* Dataset items
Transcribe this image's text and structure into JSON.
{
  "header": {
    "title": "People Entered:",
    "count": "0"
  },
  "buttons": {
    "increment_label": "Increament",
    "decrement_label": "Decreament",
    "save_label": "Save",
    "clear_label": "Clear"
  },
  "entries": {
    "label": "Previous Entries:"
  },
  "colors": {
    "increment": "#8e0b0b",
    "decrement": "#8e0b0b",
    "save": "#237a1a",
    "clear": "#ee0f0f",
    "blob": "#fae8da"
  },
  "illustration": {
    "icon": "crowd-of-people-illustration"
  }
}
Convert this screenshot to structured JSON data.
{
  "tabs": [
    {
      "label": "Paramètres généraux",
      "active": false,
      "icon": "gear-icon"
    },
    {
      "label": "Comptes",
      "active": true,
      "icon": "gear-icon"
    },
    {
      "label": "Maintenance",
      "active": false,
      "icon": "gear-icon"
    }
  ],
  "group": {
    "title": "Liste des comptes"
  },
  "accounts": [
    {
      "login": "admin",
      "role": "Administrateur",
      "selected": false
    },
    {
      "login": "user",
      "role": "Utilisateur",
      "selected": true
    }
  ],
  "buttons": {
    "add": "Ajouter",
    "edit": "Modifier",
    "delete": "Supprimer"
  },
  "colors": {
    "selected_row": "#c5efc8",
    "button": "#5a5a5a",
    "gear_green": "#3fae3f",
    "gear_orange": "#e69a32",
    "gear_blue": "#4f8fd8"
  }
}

* Written task
Every entry above needs to be quoted exactly.

* Result for this task
Transcribe this image's text and structure into JSON.
{
  "header": {
    "title": "People Entered:",
    "count": "0"
  },
  "buttons": {
    "increment_label": "Increament",
    "decrement_label": "Decreament",
    "save_label": "Save",
    "clear_label": "Clear"
  },
  "entries": {
    "label": "Previous Entries:"
  },
  "colors": {
    "increment": "#8e0b0b",
    "decrement": "#8e0b0b",
    "save": "#237a1a",
    "clear": "#ee0f0f",
    "blob": "#fae8da"
  },
  "illustration": {
    "icon": "crowd-of-people-illustration"
  }
}
Convert this screenshot to structured JSON data.
{
  "tabs": [
    {
      "label": "Paramètres généraux",
      "active": false,
      "icon": "gear-icon"
    },
    {
      "label": "Comptes",
      "active": true,
      "icon": "gear-icon"
    },
    {
      "label": "Maintenance",
      "active": false,
      "icon": "gear-icon"
    }
  ],
  "group": {
    "title": "Liste des comptes"
  },
  "accounts": [
    {
      "login": "admin",
      "role": "Administrateur",
      "selected": false
    },
    {
      "login": "user",
      "role": "Utilisateur",
      "selected": true
    }
  ],
  "buttons": {
    "add": "Ajouter",
    "edit": "Modifier",
    "delete": "Supprimer"
  },
  "colors": {
    "selected_row": "#c5efc8",
    "button": "#5a5a5a",
    "gear_green": "#3fae3f",
    "gear_orange": "#e69a32",
    "gear_blue": "#4f8fd8"
  }
}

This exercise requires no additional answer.